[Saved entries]
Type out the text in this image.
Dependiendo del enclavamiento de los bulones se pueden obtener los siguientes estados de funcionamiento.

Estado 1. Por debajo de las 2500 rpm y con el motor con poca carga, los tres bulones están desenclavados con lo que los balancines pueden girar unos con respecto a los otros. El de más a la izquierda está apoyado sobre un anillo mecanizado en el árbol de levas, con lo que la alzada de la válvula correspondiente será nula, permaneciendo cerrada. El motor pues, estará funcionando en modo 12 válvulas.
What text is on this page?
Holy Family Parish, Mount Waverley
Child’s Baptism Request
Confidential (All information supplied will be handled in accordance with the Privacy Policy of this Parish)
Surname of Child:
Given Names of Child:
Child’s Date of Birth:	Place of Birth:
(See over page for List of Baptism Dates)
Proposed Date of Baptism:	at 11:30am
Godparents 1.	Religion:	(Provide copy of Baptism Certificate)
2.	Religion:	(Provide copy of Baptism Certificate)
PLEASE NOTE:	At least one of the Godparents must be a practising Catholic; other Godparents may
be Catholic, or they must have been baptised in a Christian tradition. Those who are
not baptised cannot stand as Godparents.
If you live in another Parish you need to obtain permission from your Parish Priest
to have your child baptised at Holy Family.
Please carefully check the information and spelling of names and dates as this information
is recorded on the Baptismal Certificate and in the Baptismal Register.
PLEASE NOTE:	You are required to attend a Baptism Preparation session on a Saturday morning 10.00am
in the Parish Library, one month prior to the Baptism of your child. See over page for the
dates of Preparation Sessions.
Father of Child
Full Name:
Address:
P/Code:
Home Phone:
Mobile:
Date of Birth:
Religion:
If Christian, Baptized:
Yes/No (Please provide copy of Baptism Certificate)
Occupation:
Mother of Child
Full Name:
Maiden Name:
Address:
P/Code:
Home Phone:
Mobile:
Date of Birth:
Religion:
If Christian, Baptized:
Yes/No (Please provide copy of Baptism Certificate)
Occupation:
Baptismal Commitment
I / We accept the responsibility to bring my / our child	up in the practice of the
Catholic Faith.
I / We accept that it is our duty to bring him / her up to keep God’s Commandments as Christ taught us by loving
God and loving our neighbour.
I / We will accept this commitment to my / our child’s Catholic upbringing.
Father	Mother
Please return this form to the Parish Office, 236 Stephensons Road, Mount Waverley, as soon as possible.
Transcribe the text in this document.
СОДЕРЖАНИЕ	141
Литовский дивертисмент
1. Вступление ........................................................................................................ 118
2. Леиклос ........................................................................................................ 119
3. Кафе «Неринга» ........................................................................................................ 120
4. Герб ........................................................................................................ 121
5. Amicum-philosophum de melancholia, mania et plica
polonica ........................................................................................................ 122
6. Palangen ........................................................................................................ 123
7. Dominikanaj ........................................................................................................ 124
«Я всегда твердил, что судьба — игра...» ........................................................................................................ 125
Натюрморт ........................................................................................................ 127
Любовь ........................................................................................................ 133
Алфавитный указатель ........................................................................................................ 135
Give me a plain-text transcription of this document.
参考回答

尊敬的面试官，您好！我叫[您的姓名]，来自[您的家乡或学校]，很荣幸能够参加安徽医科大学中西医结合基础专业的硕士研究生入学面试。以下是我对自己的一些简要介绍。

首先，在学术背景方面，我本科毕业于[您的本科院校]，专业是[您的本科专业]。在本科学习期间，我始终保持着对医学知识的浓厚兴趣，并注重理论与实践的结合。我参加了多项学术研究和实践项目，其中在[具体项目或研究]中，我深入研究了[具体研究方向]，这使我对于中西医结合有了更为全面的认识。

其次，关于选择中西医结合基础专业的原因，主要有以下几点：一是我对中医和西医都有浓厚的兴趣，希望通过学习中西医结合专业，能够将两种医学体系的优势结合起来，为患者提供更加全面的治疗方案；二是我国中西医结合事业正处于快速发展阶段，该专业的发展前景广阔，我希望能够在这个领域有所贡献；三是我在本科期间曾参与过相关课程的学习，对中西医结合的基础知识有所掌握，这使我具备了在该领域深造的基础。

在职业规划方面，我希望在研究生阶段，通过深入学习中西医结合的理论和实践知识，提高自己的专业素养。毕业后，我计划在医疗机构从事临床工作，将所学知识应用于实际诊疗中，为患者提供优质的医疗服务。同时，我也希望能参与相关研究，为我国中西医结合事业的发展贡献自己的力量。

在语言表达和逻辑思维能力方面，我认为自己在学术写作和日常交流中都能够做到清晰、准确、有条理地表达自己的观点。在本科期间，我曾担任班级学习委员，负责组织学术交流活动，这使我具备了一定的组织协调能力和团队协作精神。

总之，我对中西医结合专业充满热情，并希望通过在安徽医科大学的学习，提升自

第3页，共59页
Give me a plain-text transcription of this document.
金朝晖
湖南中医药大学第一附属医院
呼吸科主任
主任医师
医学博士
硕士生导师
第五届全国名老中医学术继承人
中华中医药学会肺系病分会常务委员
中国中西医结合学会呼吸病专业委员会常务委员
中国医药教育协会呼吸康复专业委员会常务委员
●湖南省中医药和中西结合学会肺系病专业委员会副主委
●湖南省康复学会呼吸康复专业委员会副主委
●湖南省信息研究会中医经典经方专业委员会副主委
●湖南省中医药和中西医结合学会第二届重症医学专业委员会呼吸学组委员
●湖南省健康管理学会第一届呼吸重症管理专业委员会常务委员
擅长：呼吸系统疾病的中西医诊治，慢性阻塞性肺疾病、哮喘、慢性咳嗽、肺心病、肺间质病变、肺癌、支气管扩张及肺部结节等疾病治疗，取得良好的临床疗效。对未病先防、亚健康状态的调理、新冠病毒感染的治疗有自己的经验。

__Request__. Type out the entries again, word for word.

__Result of this exercise__.
Type out the text in this image.
Dependiendo del enclavamiento de los bulones se pueden obtener los siguientes estados de funcionamiento.

Estado 1. Por debajo de las 2500 rpm y con el motor con poca carga, los tres bulones están desenclavados con lo que los balancines pueden girar unos con respecto a los otros. El de más a la izquierda está apoyado sobre un anillo mecanizado en el árbol de levas, con lo que la alzada de la válvula correspondiente será nula, permaneciendo cerrada. El motor pues, estará funcionando en modo 12 válvulas.
What text is on this page?
Holy Family Parish, Mount Waverley
Child’s Baptism Request
Confidential (All information supplied will be handled in accordance with the Privacy Policy of this Parish)
Surname of Child:
Given Names of Child:
Child’s Date of Birth:	Place of Birth:
(See over page for List of Baptism Dates)
Proposed Date of Baptism:	at 11:30am
Godparents 1.	Religion:	(Provide copy of Baptism Certificate)
2.	Religion:	(Provide copy of Baptism Certificate)
PLEASE NOTE:	At least one of the Godparents must be a practising Catholic; other Godparents may
be Catholic, or they must have been baptised in a Christian tradition. Those who are
not baptised cannot stand as Godparents.
If you live in another Parish you need to obtain permission from your Parish Priest
to have your child baptised at Holy Family.
Please carefully check the information and spelling of names and dates as this information
is recorded on the Baptismal Certificate and in the Baptismal Register.
PLEASE NOTE:	You are required to attend a Baptism Preparation session on a Saturday morning 10.00am
in the Parish Library, one month prior to the Baptism of your child. See over page for the
dates of Preparation Sessions.
Father of Child
Full Name:
Address:
P/Code:
Home Phone:
Mobile:
Date of Birth:
Religion:
If Christian, Baptized:
Yes/No (Please provide copy of Baptism Certificate)
Occupation:
Mother of Child
Full Name:
Maiden Name:
Address:
P/Code:
Home Phone:
Mobile:
Date of Birth:
Religion:
If Christian, Baptized:
Yes/No (Please provide copy of Baptism Certificate)
Occupation:
Baptismal Commitment
I / We accept the responsibility to bring my / our child	up in the practice of the
Catholic Faith.
I / We accept that it is our duty to bring him / her up to keep God’s Commandments as Christ taught us by loving
God and loving our neighbour.
I / We will accept this commitment to my / our child’s Catholic upbringing.
Father	Mother
Please return this form to the Parish Office, 236 Stephensons Road, Mount Waverley, as soon as possible.
Transcribe the text in this document.
СОДЕРЖАНИЕ	141
Литовский дивертисмент
1. Вступление ........................................................................................................ 118
2. Леиклос ........................................................................................................ 119
3. Кафе «Неринга» ........................................................................................................ 120
4. Герб ........................................................................................................ 121
5. Amicum-philosophum de melancholia, mania et plica
polonica ........................................................................................................ 122
6. Palangen ........................................................................................................ 123
7. Dominikanaj ........................................................................................................ 124
«Я всегда твердил, что судьба — игра...» ........................................................................................................ 125
Натюрморт ........................................................................................................ 127
Любовь ........................................................................................................ 133
Алфавитный указатель ........................................................................................................ 135
Give me a plain-text transcription of this document.
参考回答

尊敬的面试官，您好！我叫[您的姓名]，来自[您的家乡或学校]，很荣幸能够参加安徽医科大学中西医结合基础专业的硕士研究生入学面试。以下是我对自己的一些简要介绍。

首先，在学术背景方面，我本科毕业于[您的本科院校]，专业是[您的本科专业]。在本科学习期间，我始终保持着对医学知识的浓厚兴趣，并注重理论与实践的结合。我参加了多项学术研究和实践项目，其中在[具体项目或研究]中，我深入研究了[具体研究方向]，这使我对于中西医结合有了更为全面的认识。

其次，关于选择中西医结合基础专业的原因，主要有以下几点：一是我对中医和西医都有浓厚的兴趣，希望通过学习中西医结合专业，能够将两种医学体系的优势结合起来，为患者提供更加全面的治疗方案；二是我国中西医结合事业正处于快速发展阶段，该专业的发展前景广阔，我希望能够在这个领域有所贡献；三是我在本科期间曾参与过相关课程的学习，对中西医结合的基础知识有所掌握，这使我具备了在该领域深造的基础。

在职业规划方面，我希望在研究生阶段，通过深入学习中西医结合的理论和实践知识，提高自己的专业素养。毕业后，我计划在医疗机构从事临床工作，将所学知识应用于实际诊疗中，为患者提供优质的医疗服务。同时，我也希望能参与相关研究，为我国中西医结合事业的发展贡献自己的力量。

在语言表达和逻辑思维能力方面，我认为自己在学术写作和日常交流中都能够做到清晰、准确、有条理地表达自己的观点。在本科期间，我曾担任班级学习委员，负责组织学术交流活动，这使我具备了一定的组织协调能力和团队协作精神。

总之，我对中西医结合专业充满热情，并希望通过在安徽医科大学的学习，提升自

第3页，共59页
Give me a plain-text transcription of this document.
金朝晖
湖南中医药大学第一附属医院
呼吸科主任
主任医师
医学博士
硕士生导师
第五届全国名老中医学术继承人
中华中医药学会肺系病分会常务委员
中国中西医结合学会呼吸病专业委员会常务委员
中国医药教育协会呼吸康复专业委员会常务委员
●湖南省中医药和中西结合学会肺系病专业委员会副主委
●湖南省康复学会呼吸康复专业委员会副主委
●湖南省信息研究会中医经典经方专业委员会副主委
●湖南省中医药和中西医结合学会第二届重症医学专业委员会呼吸学组委员
●湖南省健康管理学会第一届呼吸重症管理专业委员会常务委员
擅长：呼吸系统疾病的中西医诊治，慢性阻塞性肺疾病、哮喘、慢性咳嗽、肺心病、肺间质病变、肺癌、支气管扩张及肺部结节等疾病治疗，取得良好的临床疗效。对未病先防、亚健康状态的调理、新冠病毒感染的治疗有自己的经验。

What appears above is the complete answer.